課題内容.
次の資料で「input」という文字列を含む行はどれですか。大文字と小文字を区別して探し、該当する行をすべて書き写してください。

記載項目一覧.
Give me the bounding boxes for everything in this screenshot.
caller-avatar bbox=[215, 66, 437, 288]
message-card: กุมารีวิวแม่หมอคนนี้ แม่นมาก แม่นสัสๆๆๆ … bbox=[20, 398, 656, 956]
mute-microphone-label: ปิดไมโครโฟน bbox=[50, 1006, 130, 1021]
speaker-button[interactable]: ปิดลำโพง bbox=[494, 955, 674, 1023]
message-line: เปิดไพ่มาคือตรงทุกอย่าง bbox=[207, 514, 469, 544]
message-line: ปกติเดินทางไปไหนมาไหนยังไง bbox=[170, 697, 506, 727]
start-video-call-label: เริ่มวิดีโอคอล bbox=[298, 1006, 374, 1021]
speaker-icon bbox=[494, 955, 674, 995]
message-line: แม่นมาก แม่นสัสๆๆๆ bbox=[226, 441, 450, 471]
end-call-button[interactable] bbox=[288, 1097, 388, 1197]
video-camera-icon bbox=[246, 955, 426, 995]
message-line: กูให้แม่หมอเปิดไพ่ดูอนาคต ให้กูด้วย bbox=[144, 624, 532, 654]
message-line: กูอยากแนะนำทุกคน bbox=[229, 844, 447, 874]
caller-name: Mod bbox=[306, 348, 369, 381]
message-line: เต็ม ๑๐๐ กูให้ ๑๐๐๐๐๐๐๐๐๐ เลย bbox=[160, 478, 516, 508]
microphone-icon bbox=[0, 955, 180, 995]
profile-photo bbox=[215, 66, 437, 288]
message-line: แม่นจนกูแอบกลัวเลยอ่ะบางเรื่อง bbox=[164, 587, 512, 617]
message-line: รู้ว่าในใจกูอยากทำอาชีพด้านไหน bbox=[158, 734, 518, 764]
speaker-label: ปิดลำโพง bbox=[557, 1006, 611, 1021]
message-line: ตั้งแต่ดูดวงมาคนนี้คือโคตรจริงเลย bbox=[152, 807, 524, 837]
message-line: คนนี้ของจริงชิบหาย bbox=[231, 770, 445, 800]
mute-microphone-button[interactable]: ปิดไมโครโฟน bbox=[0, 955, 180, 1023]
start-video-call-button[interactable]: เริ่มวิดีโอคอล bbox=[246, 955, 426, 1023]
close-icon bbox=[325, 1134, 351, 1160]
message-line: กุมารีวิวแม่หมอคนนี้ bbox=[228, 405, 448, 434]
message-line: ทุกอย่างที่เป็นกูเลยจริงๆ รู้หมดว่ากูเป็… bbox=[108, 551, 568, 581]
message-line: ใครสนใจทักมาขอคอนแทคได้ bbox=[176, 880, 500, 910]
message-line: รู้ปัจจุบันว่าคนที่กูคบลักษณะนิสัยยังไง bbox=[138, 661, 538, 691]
--
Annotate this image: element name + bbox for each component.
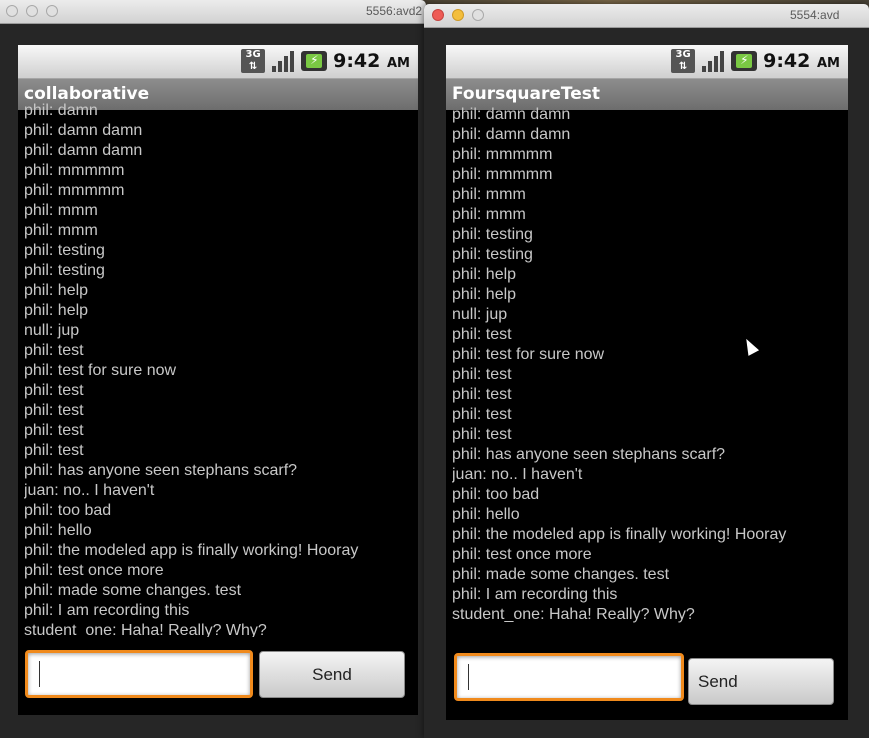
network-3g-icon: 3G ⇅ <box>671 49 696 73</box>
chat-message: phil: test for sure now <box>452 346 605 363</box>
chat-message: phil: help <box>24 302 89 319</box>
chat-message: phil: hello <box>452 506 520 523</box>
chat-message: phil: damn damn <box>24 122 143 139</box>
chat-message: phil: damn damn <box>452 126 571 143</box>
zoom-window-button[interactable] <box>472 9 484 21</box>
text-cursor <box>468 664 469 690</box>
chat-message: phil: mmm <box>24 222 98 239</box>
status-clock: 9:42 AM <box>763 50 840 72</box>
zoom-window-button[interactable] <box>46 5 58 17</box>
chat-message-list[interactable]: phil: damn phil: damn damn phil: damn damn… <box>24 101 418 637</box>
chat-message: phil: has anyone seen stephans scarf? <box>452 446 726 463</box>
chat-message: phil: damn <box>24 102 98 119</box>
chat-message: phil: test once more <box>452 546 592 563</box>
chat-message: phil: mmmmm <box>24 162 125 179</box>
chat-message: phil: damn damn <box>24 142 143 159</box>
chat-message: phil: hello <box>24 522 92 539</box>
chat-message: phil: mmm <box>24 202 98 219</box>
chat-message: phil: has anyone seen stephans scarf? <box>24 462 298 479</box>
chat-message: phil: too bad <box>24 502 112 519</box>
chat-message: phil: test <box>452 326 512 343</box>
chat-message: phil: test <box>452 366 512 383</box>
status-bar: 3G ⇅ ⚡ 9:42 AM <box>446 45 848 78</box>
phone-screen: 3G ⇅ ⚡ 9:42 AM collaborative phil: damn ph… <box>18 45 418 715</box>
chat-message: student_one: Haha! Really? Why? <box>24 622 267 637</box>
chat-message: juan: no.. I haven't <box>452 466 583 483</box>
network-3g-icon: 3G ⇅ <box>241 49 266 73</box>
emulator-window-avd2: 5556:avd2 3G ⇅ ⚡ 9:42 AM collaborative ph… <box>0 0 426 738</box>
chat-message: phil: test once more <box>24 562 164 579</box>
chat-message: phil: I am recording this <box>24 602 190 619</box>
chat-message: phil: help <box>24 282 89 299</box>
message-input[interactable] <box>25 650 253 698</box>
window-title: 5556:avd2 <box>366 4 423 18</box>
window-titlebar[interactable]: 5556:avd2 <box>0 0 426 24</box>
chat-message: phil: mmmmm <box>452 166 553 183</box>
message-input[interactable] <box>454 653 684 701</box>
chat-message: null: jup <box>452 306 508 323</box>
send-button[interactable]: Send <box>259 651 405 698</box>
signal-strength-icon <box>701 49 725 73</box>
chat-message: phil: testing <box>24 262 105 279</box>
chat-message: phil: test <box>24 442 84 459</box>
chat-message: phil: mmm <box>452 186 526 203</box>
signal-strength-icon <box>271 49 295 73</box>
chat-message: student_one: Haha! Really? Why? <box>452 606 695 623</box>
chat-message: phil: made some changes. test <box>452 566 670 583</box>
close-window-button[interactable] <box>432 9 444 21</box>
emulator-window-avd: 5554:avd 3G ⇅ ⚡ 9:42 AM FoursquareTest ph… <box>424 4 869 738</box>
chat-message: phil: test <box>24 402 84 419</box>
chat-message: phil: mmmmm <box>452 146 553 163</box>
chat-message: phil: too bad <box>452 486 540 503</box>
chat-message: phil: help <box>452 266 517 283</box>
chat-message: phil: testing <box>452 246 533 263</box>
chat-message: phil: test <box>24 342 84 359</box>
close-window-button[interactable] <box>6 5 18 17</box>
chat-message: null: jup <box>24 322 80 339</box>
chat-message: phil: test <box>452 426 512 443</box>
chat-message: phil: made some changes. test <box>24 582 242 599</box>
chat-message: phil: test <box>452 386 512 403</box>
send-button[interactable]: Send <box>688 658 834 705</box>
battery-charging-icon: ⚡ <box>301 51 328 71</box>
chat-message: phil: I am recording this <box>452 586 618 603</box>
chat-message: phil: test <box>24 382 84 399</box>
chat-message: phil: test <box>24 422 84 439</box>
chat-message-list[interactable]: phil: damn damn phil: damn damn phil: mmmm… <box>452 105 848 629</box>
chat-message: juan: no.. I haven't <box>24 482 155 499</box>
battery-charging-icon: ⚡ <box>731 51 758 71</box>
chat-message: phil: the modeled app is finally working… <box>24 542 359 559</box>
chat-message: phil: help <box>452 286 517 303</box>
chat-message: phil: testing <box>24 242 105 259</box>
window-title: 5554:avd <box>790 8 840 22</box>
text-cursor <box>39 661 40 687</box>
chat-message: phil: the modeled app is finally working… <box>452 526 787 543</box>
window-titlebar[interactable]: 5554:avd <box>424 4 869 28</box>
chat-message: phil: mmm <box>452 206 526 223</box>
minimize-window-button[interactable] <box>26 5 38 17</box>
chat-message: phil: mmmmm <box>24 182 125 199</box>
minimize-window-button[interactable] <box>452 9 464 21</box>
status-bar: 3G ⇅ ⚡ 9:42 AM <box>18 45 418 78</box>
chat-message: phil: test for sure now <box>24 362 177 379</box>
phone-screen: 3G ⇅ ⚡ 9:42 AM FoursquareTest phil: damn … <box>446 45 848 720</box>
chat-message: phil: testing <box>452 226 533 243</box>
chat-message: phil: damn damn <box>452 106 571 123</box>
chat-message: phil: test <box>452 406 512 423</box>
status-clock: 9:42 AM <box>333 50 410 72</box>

課題への回答.
message-input[interactable] <box>25 650 253 698</box>
message-input[interactable] <box>454 653 684 701</box>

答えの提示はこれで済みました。